WORK REQUIRED ->
Reproduce every entry that follows word for word, but omit the images.

(Dataset excerpts)
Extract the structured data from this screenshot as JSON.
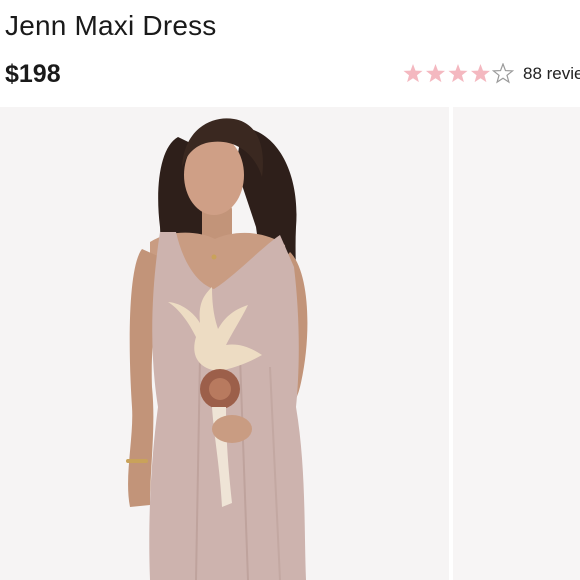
{
  "product": {
    "title": "Jenn Maxi Dress",
    "price": "$198"
  },
  "rating": {
    "value": 4,
    "max": 5,
    "review_count_text": "88 revie"
  },
  "icons": {
    "star_filled": "star-icon",
    "star_empty": "star-outline-icon",
    "star_color": "#f4b8c0",
    "star_empty_color": "#9a9a9a"
  },
  "colors": {
    "dress": "#cdb3ae",
    "skin": "#c99c82",
    "hair": "#2e1f1a",
    "bouquet": "#eddcc3",
    "background": "#f6f4f4"
  }
}
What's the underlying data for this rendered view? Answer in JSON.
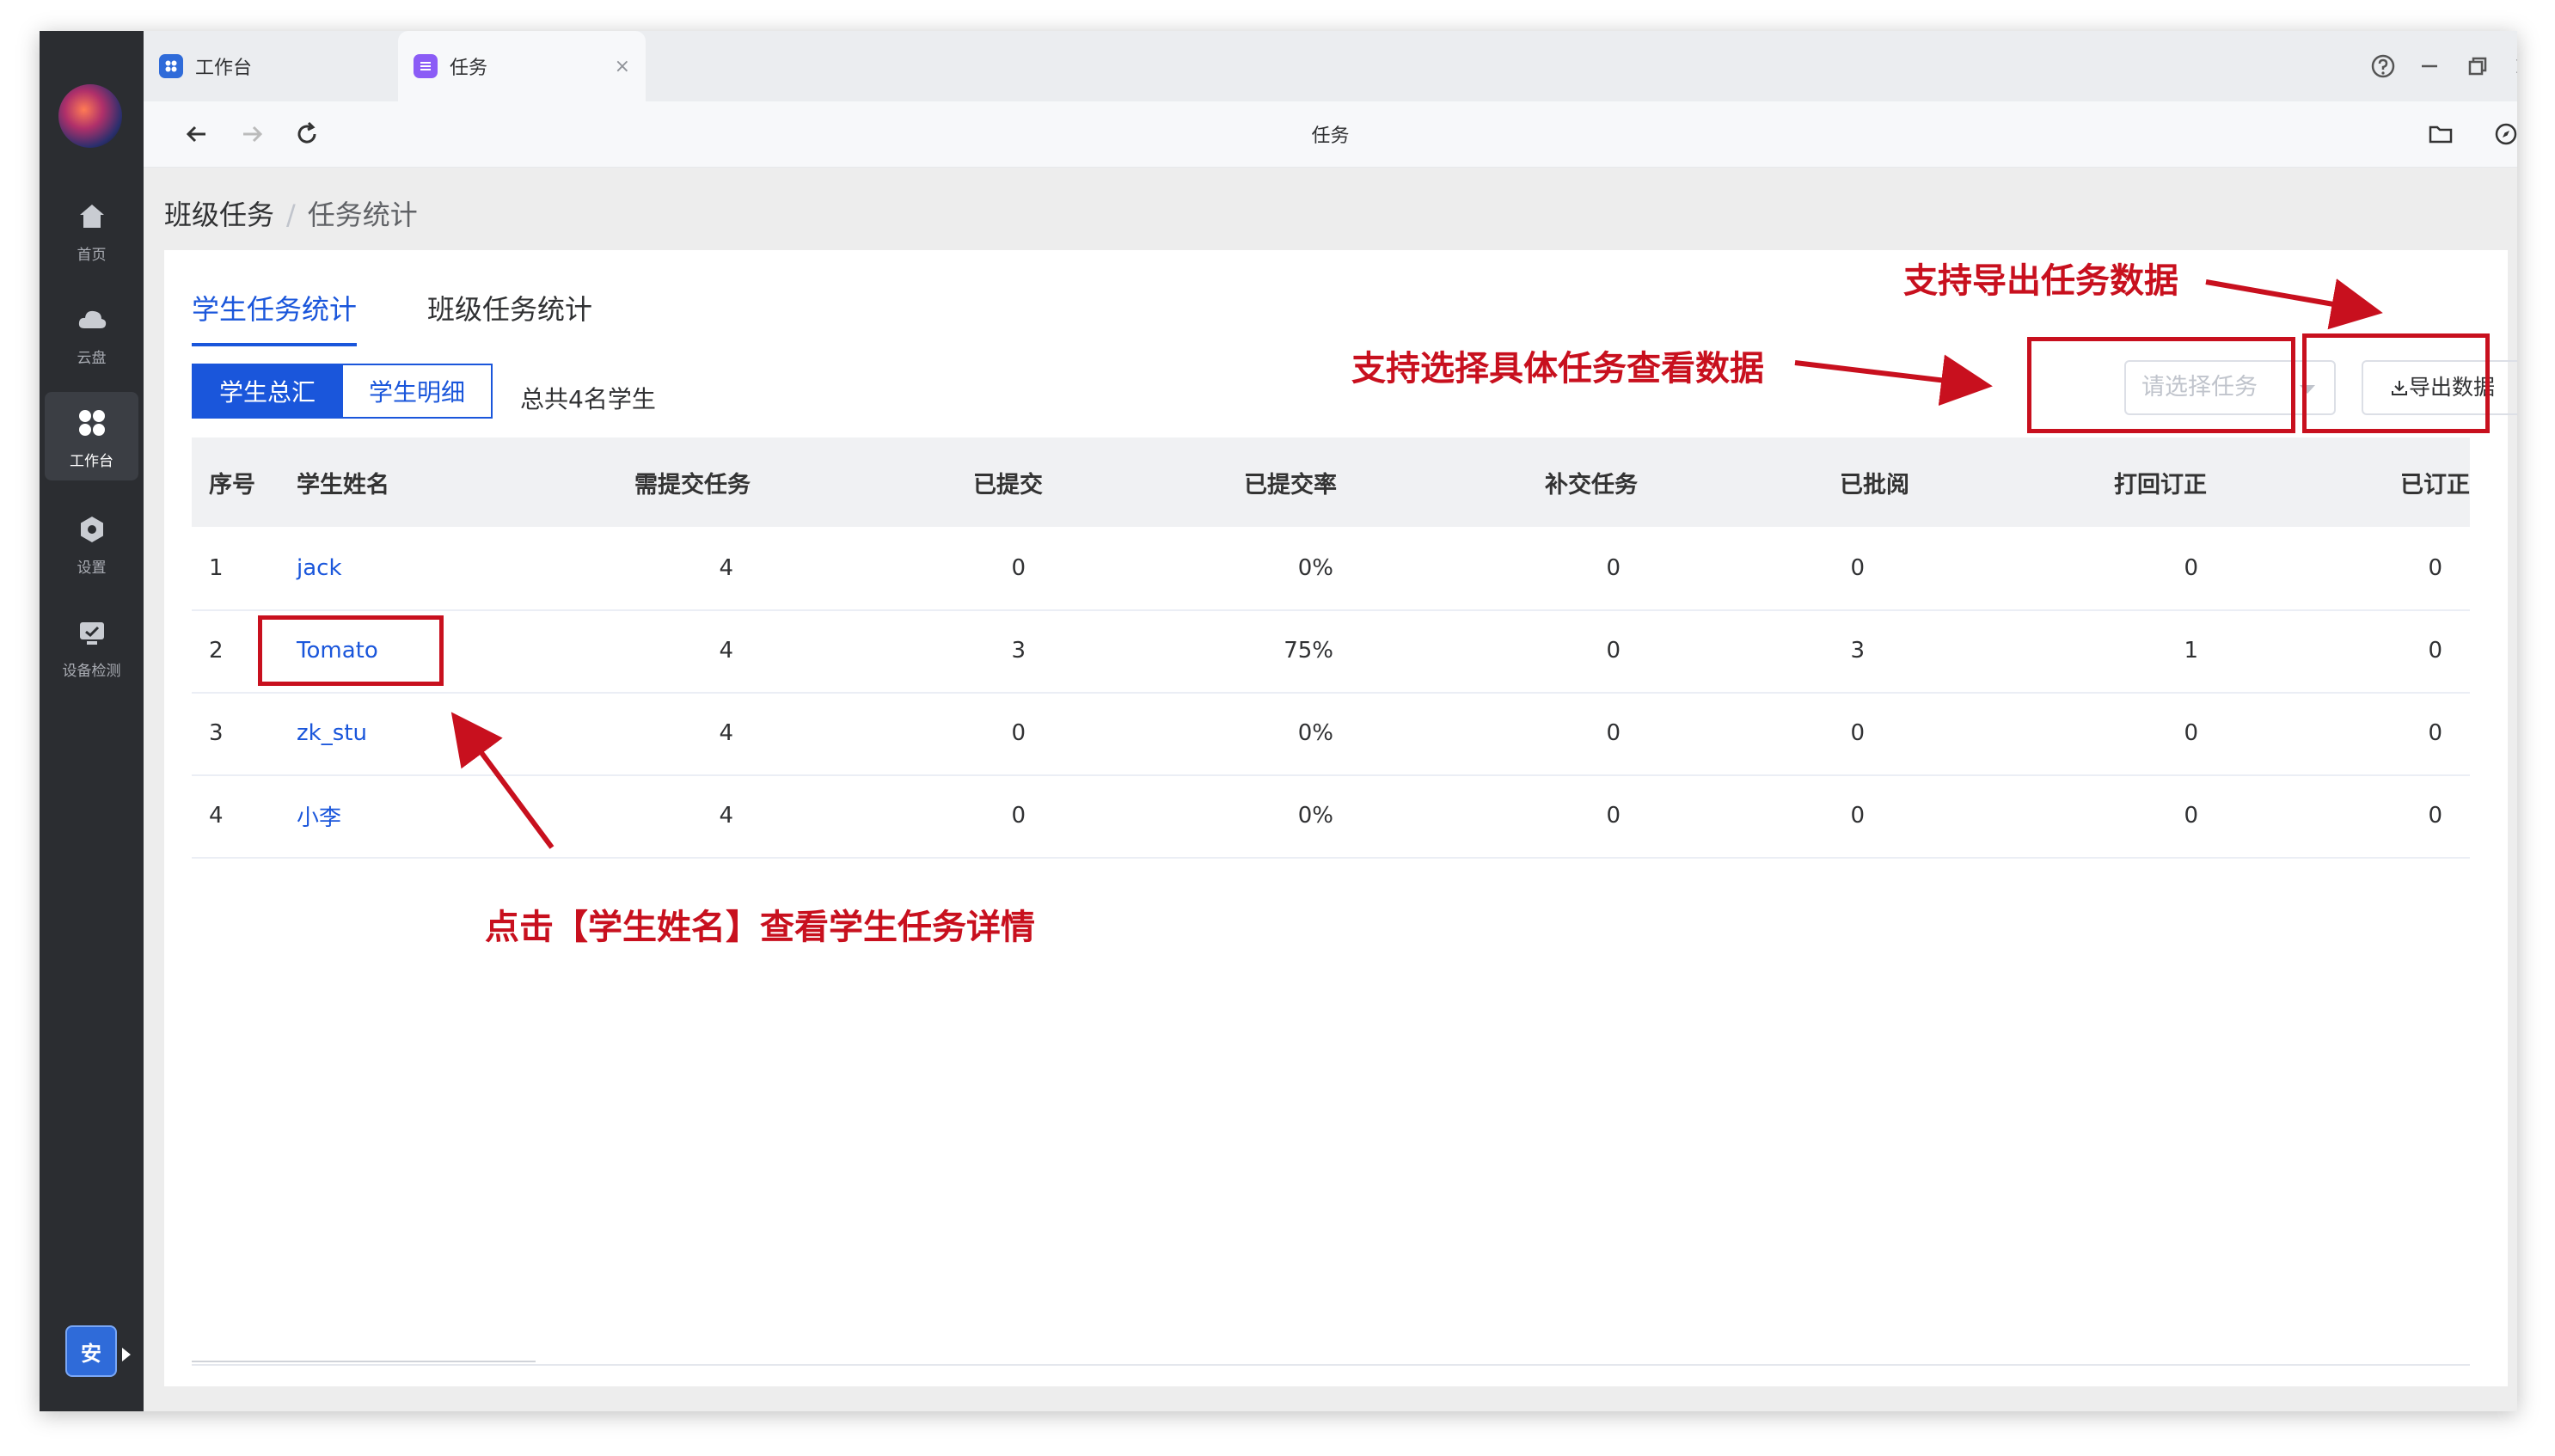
{
  "tabs": [
    {
      "label": "工作台"
    },
    {
      "label": "任务"
    }
  ],
  "nav": {
    "title": "任务"
  },
  "rail": {
    "items": [
      {
        "label": "首页",
        "icon": "home-icon"
      },
      {
        "label": "云盘",
        "icon": "cloud-icon"
      },
      {
        "label": "工作台",
        "icon": "grid-icon"
      },
      {
        "label": "设置",
        "icon": "settings-icon"
      },
      {
        "label": "设备检测",
        "icon": "device-check-icon"
      }
    ],
    "badge": "安"
  },
  "breadcrumb": {
    "parent": "班级任务",
    "separator": "/",
    "current": "任务统计"
  },
  "page_tabs": [
    {
      "label": "学生任务统计",
      "active": true
    },
    {
      "label": "班级任务统计",
      "active": false
    }
  ],
  "segment": {
    "on": "学生总汇",
    "off": "学生明细"
  },
  "total_text": "总共4名学生",
  "select": {
    "placeholder": "请选择任务"
  },
  "export_button": "导出数据",
  "table": {
    "headers": [
      "序号",
      "学生姓名",
      "需提交任务",
      "已提交",
      "已提交率",
      "补交任务",
      "已批阅",
      "打回订正",
      "已订正"
    ],
    "rows": [
      [
        "1",
        "jack",
        "4",
        "0",
        "0%",
        "0",
        "0",
        "0",
        "0"
      ],
      [
        "2",
        "Tomato",
        "4",
        "3",
        "75%",
        "0",
        "3",
        "1",
        "0"
      ],
      [
        "3",
        "zk_stu",
        "4",
        "0",
        "0%",
        "0",
        "0",
        "0",
        "0"
      ],
      [
        "4",
        "小李",
        "4",
        "0",
        "0%",
        "0",
        "0",
        "0",
        "0"
      ]
    ]
  },
  "annotations": {
    "export": "支持导出任务数据",
    "select": "支持选择具体任务查看数据",
    "click": "点击【学生姓名】查看学生任务详情"
  },
  "colors": {
    "accent": "#1a56db",
    "annotation": "#c8101e",
    "rail": "#2b2d31"
  }
}
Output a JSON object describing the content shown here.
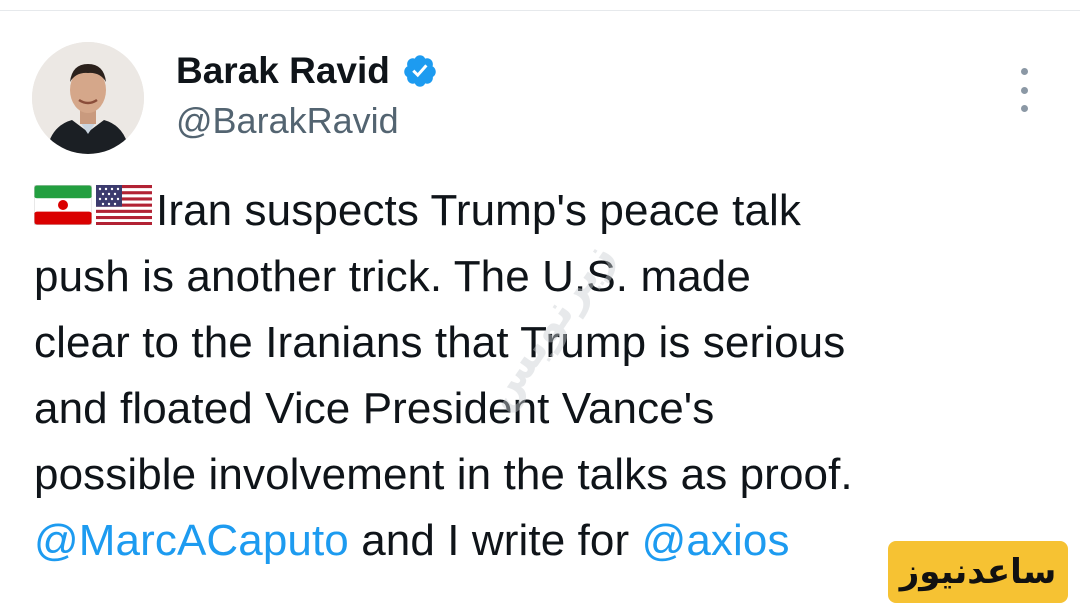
{
  "author": {
    "display_name": "Barak Ravid",
    "handle": "@BarakRavid"
  },
  "tweet": {
    "line1": "Iran suspects Trump's peace talk",
    "line2": "push is another trick. The U.S. made",
    "line3": "clear to the Iranians that Trump is serious",
    "line4": "and floated Vice President Vance's",
    "line5": "possible involvement in the talks as proof.",
    "mention1": "@MarcACaputo",
    "middle": " and I write for ",
    "mention2": "@axios"
  },
  "watermark_text": "زیرنویس",
  "badge_text": "ساعدنیوز",
  "colors": {
    "link": "#1d9bf0",
    "verified": "#1d9bf0",
    "badge": "#f6c233"
  },
  "icons": [
    "verified-badge-icon",
    "more-options-icon",
    "iran-flag-icon",
    "us-flag-icon"
  ]
}
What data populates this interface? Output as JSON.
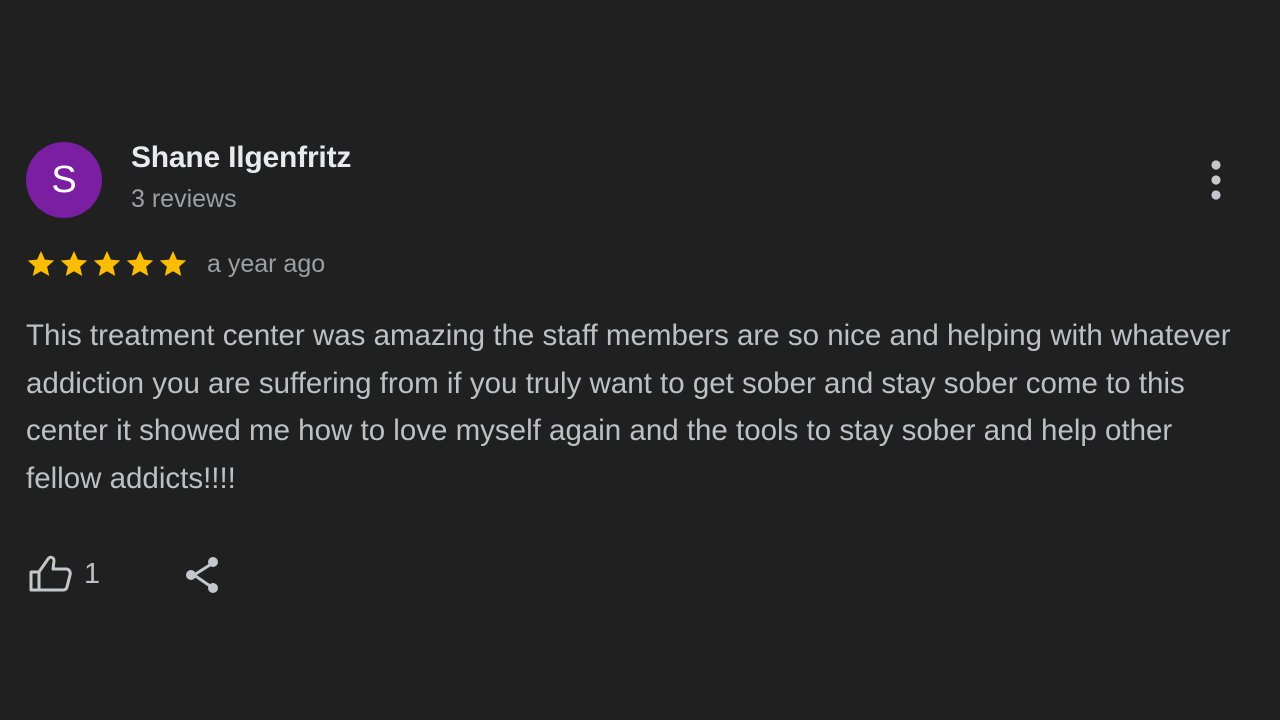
{
  "review": {
    "author": {
      "initial": "S",
      "name": "Shane Ilgenfritz",
      "review_count": "3 reviews",
      "avatar_color": "#7b1fa2"
    },
    "rating": {
      "stars": 5,
      "max_stars": 5,
      "star_color": "#fbbc04",
      "icon": "star-icon"
    },
    "date": "a year ago",
    "text": "This treatment center was amazing the staff members are so nice and helping with whatever addiction you are suffering from if you truly want to get sober and stay sober come to this center it showed me how to love myself again and the tools to stay sober and help other fellow addicts!!!!",
    "actions": {
      "like_icon": "thumbs-up-icon",
      "like_count": "1",
      "share_icon": "share-icon",
      "more_icon": "more-vert-icon"
    }
  },
  "theme": {
    "background": "#202020",
    "primary_text": "#e8eaed",
    "secondary_text": "#9aa0a6",
    "body_text": "#bdc1c6"
  }
}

REPLY TO THE EXERCISE ->
Extract the structured data from this screenshot as JSON.
{
  "product": {
    "title": "Jenn Maxi Dress",
    "price": "$198"
  },
  "rating": {
    "value": 4,
    "max": 5,
    "review_count_text": "88 revie"
  },
  "icons": {
    "star_filled": "star-icon",
    "star_empty": "star-outline-icon",
    "star_color": "#f4b8c0",
    "star_empty_color": "#9a9a9a"
  },
  "colors": {
    "dress": "#cdb3ae",
    "skin": "#c99c82",
    "hair": "#2e1f1a",
    "bouquet": "#eddcc3",
    "background": "#f6f4f4"
  }
}
What's the underlying data for this rendered view? Answer in JSON.
{
  "tabs": [
    {
      "label": "工作台"
    },
    {
      "label": "任务"
    }
  ],
  "nav": {
    "title": "任务"
  },
  "rail": {
    "items": [
      {
        "label": "首页",
        "icon": "home-icon"
      },
      {
        "label": "云盘",
        "icon": "cloud-icon"
      },
      {
        "label": "工作台",
        "icon": "grid-icon"
      },
      {
        "label": "设置",
        "icon": "settings-icon"
      },
      {
        "label": "设备检测",
        "icon": "device-check-icon"
      }
    ],
    "badge": "安"
  },
  "breadcrumb": {
    "parent": "班级任务",
    "separator": "/",
    "current": "任务统计"
  },
  "page_tabs": [
    {
      "label": "学生任务统计",
      "active": true
    },
    {
      "label": "班级任务统计",
      "active": false
    }
  ],
  "segment": {
    "on": "学生总汇",
    "off": "学生明细"
  },
  "total_text": "总共4名学生",
  "select": {
    "placeholder": "请选择任务"
  },
  "export_button": "导出数据",
  "table": {
    "headers": [
      "序号",
      "学生姓名",
      "需提交任务",
      "已提交",
      "已提交率",
      "补交任务",
      "已批阅",
      "打回订正",
      "已订正"
    ],
    "rows": [
      [
        "1",
        "jack",
        "4",
        "0",
        "0%",
        "0",
        "0",
        "0",
        "0"
      ],
      [
        "2",
        "Tomato",
        "4",
        "3",
        "75%",
        "0",
        "3",
        "1",
        "0"
      ],
      [
        "3",
        "zk_stu",
        "4",
        "0",
        "0%",
        "0",
        "0",
        "0",
        "0"
      ],
      [
        "4",
        "小李",
        "4",
        "0",
        "0%",
        "0",
        "0",
        "0",
        "0"
      ]
    ]
  },
  "annotations": {
    "export": "支持导出任务数据",
    "select": "支持选择具体任务查看数据",
    "click": "点击【学生姓名】查看学生任务详情"
  },
  "colors": {
    "accent": "#1a56db",
    "annotation": "#c8101e",
    "rail": "#2b2d31"
  }
}
Output a JSON object describing the content shown here.
{
  "author": {
    "display_name": "Barak Ravid",
    "handle": "@BarakRavid"
  },
  "tweet": {
    "line1": "Iran suspects Trump's peace talk",
    "line2": "push is another trick. The U.S. made",
    "line3": "clear to the Iranians that Trump is serious",
    "line4": "and floated Vice President Vance's",
    "line5": "possible involvement in the talks as proof.",
    "mention1": "@MarcACaputo",
    "middle": " and I write for ",
    "mention2": "@axios"
  },
  "watermark_text": "زیرنویس",
  "badge_text": "ساعدنیوز",
  "colors": {
    "link": "#1d9bf0",
    "verified": "#1d9bf0",
    "badge": "#f6c233"
  },
  "icons": [
    "verified-badge-icon",
    "more-options-icon",
    "iran-flag-icon",
    "us-flag-icon"
  ]
}
What data populates this interface? Output as JSON.
{
  "review": {
    "author": {
      "initial": "S",
      "name": "Shane Ilgenfritz",
      "review_count": "3 reviews",
      "avatar_color": "#7b1fa2"
    },
    "rating": {
      "stars": 5,
      "max_stars": 5,
      "star_color": "#fbbc04",
      "icon": "star-icon"
    },
    "date": "a year ago",
    "text": "This treatment center was amazing the staff members are so nice and helping with whatever addiction you are suffering from if you truly want to get sober and stay sober come to this center it showed me how to love myself again and the tools to stay sober and help other fellow addicts!!!!",
    "actions": {
      "like_icon": "thumbs-up-icon",
      "like_count": "1",
      "share_icon": "share-icon",
      "more_icon": "more-vert-icon"
    }
  },
  "theme": {
    "background": "#202020",
    "primary_text": "#e8eaed",
    "secondary_text": "#9aa0a6",
    "body_text": "#bdc1c6"
  }
}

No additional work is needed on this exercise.